# Work to complete
Reply with only the number of lines that contain the string "triangle".

::::::::::

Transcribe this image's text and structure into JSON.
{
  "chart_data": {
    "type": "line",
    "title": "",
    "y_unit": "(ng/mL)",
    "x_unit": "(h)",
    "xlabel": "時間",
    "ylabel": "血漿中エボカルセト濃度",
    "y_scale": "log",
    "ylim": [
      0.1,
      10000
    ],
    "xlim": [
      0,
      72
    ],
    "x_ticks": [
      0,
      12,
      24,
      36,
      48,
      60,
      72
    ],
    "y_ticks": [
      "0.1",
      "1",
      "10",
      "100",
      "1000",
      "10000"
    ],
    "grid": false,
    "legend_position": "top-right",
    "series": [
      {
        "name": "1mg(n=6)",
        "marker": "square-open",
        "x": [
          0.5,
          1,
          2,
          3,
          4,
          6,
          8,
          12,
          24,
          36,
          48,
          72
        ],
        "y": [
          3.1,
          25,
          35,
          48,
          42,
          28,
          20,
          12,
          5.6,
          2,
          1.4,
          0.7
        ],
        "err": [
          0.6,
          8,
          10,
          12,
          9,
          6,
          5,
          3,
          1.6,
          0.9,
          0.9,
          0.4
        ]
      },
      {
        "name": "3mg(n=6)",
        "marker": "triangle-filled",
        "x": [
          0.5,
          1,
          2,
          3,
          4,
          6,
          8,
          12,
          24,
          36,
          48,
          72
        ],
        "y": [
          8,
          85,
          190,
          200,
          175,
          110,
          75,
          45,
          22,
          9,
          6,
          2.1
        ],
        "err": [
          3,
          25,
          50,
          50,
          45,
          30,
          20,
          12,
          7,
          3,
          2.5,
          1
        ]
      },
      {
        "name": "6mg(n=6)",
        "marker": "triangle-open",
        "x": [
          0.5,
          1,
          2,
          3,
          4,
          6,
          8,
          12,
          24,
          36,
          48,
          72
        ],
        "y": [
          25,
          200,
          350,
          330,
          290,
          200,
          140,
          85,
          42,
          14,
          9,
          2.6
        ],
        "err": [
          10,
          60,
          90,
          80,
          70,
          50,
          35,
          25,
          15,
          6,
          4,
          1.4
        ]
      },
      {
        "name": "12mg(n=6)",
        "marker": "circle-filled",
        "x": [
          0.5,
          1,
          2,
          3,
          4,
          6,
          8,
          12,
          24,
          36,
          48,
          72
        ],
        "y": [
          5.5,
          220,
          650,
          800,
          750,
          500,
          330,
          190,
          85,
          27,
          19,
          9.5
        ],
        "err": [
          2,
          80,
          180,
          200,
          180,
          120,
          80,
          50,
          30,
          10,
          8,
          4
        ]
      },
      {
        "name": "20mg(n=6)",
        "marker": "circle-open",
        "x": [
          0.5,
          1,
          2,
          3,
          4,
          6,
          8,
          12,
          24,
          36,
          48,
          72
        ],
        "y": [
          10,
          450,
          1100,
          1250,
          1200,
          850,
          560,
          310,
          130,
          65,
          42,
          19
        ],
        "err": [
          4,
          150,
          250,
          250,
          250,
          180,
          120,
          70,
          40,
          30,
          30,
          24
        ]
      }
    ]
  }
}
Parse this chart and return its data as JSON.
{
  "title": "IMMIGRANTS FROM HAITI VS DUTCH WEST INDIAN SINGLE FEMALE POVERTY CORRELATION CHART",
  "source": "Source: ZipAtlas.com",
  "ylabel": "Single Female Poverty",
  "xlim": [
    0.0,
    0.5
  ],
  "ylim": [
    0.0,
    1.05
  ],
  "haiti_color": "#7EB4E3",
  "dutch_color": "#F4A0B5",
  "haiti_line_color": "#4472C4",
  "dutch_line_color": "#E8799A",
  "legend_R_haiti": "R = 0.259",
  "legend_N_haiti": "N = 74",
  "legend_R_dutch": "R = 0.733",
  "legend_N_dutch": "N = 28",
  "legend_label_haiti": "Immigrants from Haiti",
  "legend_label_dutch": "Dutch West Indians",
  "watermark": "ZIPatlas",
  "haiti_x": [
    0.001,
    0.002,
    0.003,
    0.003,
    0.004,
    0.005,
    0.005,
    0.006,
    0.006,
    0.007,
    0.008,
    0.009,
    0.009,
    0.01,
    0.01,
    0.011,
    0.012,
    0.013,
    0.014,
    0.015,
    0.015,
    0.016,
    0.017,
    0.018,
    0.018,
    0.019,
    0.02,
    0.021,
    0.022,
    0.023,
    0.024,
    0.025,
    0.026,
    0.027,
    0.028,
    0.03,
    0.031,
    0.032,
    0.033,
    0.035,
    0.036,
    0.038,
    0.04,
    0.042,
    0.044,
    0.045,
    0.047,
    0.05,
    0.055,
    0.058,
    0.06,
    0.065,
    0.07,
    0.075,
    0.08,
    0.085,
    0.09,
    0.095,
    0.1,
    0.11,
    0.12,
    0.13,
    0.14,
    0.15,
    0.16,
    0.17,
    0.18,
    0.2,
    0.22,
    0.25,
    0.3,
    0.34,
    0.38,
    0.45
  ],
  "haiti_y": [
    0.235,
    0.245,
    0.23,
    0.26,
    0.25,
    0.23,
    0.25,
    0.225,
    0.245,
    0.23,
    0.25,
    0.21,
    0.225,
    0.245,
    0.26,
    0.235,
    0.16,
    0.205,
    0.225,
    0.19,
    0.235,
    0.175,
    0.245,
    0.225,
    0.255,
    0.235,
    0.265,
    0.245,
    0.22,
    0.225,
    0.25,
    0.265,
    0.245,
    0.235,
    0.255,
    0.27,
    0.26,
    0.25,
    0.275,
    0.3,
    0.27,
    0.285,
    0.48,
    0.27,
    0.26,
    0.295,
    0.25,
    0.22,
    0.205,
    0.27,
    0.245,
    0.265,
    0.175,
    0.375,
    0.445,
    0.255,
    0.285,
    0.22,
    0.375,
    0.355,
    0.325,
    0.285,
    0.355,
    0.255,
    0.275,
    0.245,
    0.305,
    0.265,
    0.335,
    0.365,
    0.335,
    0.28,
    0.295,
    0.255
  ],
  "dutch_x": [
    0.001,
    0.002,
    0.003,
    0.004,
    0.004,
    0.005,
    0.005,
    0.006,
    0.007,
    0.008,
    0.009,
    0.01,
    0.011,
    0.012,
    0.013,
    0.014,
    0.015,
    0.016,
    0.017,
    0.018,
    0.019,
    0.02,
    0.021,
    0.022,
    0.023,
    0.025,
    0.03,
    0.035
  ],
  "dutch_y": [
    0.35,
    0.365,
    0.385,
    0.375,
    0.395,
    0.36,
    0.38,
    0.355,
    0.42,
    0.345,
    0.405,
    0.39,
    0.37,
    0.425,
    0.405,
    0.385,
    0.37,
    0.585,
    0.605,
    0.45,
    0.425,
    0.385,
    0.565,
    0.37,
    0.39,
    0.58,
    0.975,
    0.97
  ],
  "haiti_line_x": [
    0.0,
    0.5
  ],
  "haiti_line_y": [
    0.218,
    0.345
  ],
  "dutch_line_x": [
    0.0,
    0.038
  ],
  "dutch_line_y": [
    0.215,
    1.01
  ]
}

::::::::::

# Solution for this problem
2